WRITTEN REQUEST ▸ Extract all lines that hold the string "Chinese".

EXTRACTED ENTRIES start

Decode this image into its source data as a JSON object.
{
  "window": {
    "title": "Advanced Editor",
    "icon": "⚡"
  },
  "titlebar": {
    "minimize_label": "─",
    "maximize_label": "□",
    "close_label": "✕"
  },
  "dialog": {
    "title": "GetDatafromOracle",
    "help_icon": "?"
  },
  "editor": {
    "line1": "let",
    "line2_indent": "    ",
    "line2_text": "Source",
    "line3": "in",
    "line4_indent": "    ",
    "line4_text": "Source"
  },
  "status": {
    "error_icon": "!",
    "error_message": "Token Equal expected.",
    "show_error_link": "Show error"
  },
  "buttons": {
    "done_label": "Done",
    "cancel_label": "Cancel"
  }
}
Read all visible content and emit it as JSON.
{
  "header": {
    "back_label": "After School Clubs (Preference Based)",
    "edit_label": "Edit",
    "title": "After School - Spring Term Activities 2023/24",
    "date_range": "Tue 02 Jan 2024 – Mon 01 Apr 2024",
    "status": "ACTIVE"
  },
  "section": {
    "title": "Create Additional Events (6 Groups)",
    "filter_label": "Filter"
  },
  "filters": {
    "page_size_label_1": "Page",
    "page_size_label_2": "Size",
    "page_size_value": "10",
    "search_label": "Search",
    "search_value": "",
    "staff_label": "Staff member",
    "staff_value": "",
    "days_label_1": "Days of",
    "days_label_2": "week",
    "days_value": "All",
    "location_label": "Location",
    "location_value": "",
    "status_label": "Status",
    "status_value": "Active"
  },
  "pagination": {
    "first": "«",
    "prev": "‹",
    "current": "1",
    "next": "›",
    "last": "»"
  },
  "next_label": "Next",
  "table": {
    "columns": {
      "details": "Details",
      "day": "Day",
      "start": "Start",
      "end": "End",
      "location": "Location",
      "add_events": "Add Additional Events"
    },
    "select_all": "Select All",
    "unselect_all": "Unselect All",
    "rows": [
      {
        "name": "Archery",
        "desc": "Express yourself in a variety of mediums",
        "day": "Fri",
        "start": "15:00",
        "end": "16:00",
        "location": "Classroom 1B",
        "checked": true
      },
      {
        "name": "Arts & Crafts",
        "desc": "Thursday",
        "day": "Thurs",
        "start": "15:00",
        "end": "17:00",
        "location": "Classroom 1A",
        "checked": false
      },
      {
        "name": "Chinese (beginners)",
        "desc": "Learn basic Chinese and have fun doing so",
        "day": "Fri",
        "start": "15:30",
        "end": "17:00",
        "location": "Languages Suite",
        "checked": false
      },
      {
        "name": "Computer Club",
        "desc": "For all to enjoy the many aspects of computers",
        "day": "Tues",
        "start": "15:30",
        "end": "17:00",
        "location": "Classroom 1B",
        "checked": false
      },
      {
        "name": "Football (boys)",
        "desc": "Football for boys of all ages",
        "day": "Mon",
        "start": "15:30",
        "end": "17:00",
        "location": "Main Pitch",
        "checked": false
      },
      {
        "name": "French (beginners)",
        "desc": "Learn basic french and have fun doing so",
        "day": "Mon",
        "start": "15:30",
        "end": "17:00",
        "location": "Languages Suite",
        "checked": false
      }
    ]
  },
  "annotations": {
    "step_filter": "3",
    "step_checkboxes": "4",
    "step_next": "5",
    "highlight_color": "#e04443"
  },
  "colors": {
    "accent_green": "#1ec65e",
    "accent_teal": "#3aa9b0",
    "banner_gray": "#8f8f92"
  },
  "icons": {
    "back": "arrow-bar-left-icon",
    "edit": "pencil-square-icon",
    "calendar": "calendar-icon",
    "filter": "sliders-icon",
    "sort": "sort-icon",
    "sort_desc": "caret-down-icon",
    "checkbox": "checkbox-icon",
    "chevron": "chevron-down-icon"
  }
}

EXTRACTED ENTRIES end

COMPLETE RESPONSE ▸
        "name": "Chinese (beginners)",
        "desc": "Learn basic Chinese and have fun doing so",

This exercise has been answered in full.